• [What is required]
Print the listing that follows, character for character.

## BEGIN Source material

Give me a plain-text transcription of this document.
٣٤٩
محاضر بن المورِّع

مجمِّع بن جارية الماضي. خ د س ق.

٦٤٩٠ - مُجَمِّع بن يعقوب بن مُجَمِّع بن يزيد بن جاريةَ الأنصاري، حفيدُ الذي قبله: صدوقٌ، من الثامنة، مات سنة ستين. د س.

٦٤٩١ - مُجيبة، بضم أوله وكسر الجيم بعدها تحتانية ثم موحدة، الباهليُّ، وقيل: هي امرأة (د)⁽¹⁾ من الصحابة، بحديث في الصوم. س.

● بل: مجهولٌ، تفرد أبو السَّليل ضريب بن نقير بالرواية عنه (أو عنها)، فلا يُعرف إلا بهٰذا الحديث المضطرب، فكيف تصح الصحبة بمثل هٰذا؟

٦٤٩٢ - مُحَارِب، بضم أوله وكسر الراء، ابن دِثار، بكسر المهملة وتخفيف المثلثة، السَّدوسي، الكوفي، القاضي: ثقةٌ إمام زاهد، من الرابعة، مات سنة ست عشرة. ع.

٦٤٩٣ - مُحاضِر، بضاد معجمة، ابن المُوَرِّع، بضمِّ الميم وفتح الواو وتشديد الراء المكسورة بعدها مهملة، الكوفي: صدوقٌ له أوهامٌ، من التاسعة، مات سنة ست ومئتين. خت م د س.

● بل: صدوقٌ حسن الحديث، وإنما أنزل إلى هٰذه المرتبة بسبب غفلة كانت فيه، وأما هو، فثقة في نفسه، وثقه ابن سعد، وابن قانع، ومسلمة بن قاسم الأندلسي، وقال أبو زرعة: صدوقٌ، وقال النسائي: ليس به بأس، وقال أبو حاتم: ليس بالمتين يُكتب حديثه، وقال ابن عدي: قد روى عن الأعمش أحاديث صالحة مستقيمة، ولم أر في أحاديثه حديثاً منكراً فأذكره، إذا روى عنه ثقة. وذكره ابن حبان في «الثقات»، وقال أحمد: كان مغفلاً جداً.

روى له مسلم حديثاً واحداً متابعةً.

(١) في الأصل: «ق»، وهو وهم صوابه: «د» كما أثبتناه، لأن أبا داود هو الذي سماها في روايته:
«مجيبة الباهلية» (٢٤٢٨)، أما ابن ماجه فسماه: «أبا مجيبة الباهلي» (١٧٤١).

## END Source material

• [Problem solution]
Give me a plain-text transcription of this document.
٣٤٩
محاضر بن المورِّع

مجمِّع بن جارية الماضي. خ د س ق.

٦٤٩٠ - مُجَمِّع بن يعقوب بن مُجَمِّع بن يزيد بن جاريةَ الأنصاري، حفيدُ الذي قبله: صدوقٌ، من الثامنة، مات سنة ستين. د س.

٦٤٩١ - مُجيبة، بضم أوله وكسر الجيم بعدها تحتانية ثم موحدة، الباهليُّ، وقيل: هي امرأة (د)⁽¹⁾ من الصحابة، بحديث في الصوم. س.

● بل: مجهولٌ، تفرد أبو السَّليل ضريب بن نقير بالرواية عنه (أو عنها)، فلا يُعرف إلا بهٰذا الحديث المضطرب، فكيف تصح الصحبة بمثل هٰذا؟

٦٤٩٢ - مُحَارِب، بضم أوله وكسر الراء، ابن دِثار، بكسر المهملة وتخفيف المثلثة، السَّدوسي، الكوفي، القاضي: ثقةٌ إمام زاهد، من الرابعة، مات سنة ست عشرة. ع.

٦٤٩٣ - مُحاضِر، بضاد معجمة، ابن المُوَرِّع، بضمِّ الميم وفتح الواو وتشديد الراء المكسورة بعدها مهملة، الكوفي: صدوقٌ له أوهامٌ، من التاسعة، مات سنة ست ومئتين. خت م د س.

● بل: صدوقٌ حسن الحديث، وإنما أنزل إلى هٰذه المرتبة بسبب غفلة كانت فيه، وأما هو، فثقة في نفسه، وثقه ابن سعد، وابن قانع، ومسلمة بن قاسم الأندلسي، وقال أبو زرعة: صدوقٌ، وقال النسائي: ليس به بأس، وقال أبو حاتم: ليس بالمتين يُكتب حديثه، وقال ابن عدي: قد روى عن الأعمش أحاديث صالحة مستقيمة، ولم أر في أحاديثه حديثاً منكراً فأذكره، إذا روى عنه ثقة. وذكره ابن حبان في «الثقات»، وقال أحمد: كان مغفلاً جداً.

روى له مسلم حديثاً واحداً متابعةً.

(١) في الأصل: «ق»، وهو وهم صوابه: «د» كما أثبتناه، لأن أبا داود هو الذي سماها في روايته:
«مجيبة الباهلية» (٢٤٢٨)، أما ابن ماجه فسماه: «أبا مجيبة الباهلي» (١٧٤١).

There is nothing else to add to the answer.